**What you will do**
Count lines holding the string "this" in the data that follows. Reply with one number only.

**Input rows**
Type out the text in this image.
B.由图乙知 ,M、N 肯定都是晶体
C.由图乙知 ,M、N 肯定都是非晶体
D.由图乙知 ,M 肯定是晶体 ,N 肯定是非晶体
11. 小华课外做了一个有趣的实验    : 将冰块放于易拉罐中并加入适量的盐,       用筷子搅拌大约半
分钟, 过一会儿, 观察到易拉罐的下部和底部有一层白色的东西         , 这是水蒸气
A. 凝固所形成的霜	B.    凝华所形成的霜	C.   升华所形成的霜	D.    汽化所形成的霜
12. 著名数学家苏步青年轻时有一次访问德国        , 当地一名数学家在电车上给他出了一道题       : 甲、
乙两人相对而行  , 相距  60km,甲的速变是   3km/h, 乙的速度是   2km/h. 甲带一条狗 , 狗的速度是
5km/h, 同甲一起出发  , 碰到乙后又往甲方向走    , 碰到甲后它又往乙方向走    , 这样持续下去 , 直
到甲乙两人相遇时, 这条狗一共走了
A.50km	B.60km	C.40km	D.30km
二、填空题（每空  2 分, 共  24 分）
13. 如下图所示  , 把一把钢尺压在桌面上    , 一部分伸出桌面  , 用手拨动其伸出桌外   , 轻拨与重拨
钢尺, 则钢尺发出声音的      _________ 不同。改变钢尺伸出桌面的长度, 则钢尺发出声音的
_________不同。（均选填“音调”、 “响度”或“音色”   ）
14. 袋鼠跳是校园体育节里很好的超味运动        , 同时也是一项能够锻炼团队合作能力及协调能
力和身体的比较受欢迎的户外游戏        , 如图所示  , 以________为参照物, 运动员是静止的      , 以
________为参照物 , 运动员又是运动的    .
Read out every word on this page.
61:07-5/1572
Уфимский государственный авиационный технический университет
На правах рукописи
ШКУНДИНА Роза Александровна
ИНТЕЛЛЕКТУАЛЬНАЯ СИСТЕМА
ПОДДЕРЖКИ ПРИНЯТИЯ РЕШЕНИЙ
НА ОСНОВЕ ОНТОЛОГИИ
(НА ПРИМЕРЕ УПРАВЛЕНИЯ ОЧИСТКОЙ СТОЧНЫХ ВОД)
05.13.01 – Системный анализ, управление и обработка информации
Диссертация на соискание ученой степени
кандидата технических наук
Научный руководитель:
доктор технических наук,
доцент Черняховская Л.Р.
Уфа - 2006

**Answer to the task**
2